| AIM OF THE EXERCISE |
Find how many lines in the data below mention "ylabel". Give the number only.

| LISTED RECORDS |
>> Start
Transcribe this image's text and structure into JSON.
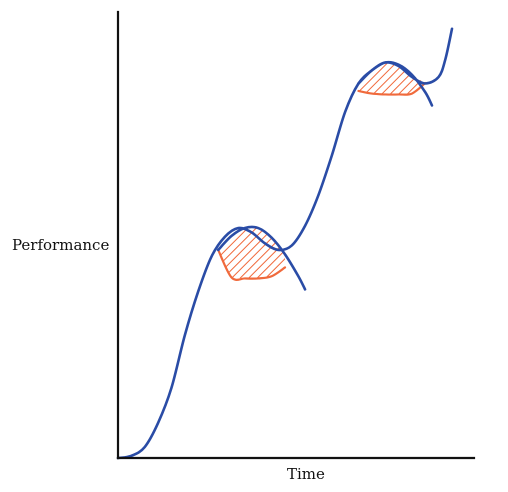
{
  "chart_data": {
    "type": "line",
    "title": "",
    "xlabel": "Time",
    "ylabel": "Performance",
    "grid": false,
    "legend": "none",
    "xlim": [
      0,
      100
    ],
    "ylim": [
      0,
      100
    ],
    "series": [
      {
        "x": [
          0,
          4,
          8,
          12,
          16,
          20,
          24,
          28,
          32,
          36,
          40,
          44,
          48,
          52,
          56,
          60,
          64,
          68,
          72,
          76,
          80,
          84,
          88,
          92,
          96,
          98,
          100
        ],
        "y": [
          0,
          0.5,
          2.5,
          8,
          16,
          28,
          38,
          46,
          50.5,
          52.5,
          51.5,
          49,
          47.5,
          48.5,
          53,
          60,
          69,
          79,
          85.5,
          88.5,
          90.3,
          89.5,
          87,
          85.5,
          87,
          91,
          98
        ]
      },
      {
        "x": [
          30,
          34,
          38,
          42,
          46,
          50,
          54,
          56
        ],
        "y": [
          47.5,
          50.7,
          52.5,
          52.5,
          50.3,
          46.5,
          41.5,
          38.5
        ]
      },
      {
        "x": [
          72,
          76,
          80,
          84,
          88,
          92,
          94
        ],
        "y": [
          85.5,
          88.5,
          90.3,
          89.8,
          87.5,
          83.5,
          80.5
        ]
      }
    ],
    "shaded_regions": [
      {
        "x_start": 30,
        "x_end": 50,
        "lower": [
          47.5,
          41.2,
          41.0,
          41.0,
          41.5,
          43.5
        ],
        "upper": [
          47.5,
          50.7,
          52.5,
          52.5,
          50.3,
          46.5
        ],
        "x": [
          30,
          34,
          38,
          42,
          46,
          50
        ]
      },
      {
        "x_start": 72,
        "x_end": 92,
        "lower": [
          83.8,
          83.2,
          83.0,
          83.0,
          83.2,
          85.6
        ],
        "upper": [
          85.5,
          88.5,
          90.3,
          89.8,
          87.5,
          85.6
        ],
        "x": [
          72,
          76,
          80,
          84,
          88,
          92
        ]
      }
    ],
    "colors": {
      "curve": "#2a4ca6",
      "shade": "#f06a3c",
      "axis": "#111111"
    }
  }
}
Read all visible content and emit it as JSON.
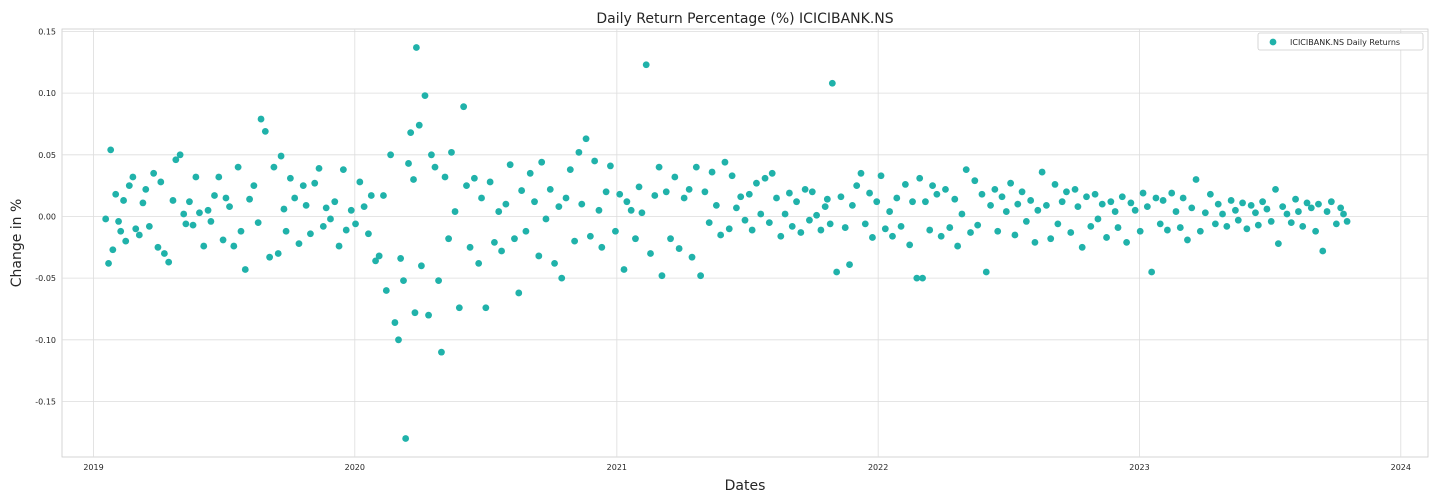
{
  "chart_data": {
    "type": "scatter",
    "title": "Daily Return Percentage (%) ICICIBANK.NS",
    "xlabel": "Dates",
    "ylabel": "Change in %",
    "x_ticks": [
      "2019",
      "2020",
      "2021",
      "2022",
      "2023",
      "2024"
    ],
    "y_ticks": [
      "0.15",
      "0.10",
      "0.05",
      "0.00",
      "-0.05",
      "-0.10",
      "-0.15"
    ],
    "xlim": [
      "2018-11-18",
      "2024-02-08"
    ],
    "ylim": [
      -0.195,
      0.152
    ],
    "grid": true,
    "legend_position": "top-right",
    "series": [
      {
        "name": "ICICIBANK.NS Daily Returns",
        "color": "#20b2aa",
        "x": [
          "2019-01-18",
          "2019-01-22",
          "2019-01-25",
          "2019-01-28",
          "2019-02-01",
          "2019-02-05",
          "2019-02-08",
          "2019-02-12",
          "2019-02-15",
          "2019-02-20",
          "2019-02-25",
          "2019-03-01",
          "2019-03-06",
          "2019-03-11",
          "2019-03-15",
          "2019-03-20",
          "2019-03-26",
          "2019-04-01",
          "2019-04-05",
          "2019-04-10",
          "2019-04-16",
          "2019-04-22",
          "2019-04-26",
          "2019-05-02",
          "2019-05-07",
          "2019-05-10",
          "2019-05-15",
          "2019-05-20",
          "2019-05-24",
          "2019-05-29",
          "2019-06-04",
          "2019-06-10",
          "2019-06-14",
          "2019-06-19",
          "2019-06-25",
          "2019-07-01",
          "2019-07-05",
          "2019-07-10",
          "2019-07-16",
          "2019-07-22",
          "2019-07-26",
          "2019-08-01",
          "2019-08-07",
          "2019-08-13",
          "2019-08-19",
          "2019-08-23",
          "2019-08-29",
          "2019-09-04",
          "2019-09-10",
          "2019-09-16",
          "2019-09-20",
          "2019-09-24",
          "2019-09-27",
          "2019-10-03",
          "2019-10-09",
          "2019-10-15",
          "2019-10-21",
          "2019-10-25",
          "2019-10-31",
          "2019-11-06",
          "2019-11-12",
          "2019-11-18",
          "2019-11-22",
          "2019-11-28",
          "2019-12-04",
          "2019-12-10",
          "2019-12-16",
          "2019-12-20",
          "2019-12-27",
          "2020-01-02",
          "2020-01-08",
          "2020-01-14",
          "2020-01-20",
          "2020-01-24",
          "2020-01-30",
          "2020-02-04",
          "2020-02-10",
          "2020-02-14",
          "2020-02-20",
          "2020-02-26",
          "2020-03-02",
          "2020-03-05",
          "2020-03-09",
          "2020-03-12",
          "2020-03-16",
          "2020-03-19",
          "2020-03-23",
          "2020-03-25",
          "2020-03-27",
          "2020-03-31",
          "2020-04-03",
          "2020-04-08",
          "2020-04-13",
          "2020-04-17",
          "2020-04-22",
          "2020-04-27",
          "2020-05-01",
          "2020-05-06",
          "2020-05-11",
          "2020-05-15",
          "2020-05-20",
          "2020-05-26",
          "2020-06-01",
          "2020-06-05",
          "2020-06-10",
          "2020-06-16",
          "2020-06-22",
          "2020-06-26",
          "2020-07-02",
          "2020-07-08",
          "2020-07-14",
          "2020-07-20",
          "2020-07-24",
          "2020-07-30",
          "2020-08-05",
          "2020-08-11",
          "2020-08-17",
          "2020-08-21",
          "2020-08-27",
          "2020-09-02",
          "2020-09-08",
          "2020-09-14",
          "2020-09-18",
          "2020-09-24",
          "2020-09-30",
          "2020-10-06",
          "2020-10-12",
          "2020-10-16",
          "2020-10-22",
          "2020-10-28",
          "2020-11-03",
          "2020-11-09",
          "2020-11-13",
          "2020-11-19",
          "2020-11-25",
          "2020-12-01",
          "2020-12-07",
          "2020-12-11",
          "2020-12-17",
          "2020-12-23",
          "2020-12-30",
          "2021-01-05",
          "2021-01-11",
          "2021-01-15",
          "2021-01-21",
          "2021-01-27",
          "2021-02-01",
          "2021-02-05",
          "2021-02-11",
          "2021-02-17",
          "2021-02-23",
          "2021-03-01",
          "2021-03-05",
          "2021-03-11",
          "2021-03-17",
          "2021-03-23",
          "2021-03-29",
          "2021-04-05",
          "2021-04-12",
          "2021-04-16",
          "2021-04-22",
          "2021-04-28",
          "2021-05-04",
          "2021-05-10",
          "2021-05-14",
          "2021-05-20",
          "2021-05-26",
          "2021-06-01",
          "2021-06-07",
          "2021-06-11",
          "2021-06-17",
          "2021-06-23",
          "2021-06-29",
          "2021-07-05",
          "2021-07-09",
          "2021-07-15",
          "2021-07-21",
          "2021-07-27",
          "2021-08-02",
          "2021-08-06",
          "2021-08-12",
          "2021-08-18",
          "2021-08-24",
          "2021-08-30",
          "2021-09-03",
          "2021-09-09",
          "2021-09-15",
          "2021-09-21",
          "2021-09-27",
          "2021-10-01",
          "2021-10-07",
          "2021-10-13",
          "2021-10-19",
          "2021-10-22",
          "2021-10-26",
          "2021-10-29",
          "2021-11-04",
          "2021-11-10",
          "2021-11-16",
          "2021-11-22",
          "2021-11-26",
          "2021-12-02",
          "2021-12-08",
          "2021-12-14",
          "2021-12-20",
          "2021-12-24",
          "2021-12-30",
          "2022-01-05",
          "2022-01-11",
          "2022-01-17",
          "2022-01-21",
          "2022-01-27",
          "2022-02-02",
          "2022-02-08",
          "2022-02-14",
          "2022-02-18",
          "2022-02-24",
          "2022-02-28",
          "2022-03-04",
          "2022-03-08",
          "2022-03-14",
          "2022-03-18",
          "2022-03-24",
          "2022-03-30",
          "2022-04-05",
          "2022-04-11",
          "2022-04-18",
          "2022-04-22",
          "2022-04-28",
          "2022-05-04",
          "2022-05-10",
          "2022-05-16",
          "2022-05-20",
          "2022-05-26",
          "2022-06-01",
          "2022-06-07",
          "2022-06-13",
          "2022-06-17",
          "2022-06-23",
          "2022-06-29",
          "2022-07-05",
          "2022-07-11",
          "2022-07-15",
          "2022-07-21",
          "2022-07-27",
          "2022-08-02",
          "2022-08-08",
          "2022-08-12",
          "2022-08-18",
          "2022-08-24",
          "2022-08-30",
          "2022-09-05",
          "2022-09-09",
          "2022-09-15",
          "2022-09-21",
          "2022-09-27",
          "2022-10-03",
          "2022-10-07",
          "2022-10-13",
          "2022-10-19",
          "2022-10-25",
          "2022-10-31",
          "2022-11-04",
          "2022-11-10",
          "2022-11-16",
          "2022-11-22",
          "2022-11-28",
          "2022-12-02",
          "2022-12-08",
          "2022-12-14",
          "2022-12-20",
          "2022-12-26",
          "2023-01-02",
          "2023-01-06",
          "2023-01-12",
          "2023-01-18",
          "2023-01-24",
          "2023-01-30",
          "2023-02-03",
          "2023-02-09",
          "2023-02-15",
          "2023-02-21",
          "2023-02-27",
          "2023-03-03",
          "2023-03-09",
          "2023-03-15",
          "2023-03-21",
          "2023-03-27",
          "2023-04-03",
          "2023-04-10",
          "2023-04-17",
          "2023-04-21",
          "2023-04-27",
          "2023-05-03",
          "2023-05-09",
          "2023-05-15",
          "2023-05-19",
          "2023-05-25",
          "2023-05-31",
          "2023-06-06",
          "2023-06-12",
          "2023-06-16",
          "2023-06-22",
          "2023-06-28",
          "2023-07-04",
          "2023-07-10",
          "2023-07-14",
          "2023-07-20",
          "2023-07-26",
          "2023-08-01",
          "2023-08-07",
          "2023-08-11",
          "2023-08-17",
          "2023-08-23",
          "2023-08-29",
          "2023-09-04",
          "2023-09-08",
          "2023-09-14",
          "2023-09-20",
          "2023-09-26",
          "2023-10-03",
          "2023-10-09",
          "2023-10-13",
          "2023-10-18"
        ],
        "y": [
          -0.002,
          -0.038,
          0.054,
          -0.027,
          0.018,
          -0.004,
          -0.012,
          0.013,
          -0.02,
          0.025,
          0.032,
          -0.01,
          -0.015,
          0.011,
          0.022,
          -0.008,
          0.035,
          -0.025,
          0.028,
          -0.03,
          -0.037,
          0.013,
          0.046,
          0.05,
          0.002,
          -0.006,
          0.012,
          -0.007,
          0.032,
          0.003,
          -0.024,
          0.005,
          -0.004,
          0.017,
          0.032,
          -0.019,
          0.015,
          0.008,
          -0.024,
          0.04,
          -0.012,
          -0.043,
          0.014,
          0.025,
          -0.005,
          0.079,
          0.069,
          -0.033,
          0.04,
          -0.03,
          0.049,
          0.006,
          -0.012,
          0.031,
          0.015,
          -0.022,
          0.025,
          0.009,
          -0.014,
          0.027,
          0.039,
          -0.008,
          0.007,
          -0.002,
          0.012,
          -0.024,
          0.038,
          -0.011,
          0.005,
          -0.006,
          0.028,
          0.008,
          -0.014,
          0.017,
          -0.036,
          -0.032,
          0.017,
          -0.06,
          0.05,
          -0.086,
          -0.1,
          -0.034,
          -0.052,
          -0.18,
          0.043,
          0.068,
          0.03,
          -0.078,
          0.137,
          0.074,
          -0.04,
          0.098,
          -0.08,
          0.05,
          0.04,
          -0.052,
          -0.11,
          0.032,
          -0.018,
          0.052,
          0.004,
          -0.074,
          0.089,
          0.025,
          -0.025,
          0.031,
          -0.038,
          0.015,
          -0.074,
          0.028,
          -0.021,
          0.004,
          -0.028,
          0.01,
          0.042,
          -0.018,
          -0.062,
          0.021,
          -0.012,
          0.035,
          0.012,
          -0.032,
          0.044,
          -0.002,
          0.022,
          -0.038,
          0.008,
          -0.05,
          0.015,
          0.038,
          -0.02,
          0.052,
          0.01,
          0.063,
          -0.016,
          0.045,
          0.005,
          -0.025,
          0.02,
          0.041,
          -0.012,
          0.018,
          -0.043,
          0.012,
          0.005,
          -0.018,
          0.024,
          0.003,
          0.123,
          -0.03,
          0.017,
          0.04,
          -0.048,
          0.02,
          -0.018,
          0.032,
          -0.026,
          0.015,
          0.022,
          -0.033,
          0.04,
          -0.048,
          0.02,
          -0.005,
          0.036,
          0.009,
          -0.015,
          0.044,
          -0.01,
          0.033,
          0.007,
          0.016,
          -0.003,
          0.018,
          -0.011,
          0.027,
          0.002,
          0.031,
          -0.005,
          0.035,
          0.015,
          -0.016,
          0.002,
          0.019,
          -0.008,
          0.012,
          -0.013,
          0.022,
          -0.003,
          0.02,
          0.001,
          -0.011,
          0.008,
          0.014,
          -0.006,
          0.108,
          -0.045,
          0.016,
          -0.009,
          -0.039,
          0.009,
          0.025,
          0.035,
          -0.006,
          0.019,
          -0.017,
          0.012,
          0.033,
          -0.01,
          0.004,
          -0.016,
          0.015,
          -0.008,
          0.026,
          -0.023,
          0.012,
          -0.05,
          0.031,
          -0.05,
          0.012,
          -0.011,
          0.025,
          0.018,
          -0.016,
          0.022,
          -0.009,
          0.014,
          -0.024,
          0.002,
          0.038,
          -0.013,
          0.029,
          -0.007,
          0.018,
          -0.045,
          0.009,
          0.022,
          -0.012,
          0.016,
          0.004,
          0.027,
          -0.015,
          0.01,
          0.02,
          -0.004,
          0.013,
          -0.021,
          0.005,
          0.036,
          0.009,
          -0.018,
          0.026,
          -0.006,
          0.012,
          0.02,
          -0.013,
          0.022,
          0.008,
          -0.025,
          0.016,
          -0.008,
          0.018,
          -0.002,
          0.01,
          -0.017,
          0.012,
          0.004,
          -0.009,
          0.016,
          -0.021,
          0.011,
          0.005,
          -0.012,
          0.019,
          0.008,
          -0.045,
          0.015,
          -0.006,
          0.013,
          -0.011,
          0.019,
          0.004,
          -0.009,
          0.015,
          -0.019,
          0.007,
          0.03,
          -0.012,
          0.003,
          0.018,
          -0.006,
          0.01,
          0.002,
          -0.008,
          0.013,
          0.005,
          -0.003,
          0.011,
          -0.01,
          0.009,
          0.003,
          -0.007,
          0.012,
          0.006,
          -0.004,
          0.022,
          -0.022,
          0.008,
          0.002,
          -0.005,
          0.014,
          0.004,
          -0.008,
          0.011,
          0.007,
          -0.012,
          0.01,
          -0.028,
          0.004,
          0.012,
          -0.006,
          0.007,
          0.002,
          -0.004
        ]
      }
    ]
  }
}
>> End
| SOLUTION FOR THIS TASK |
2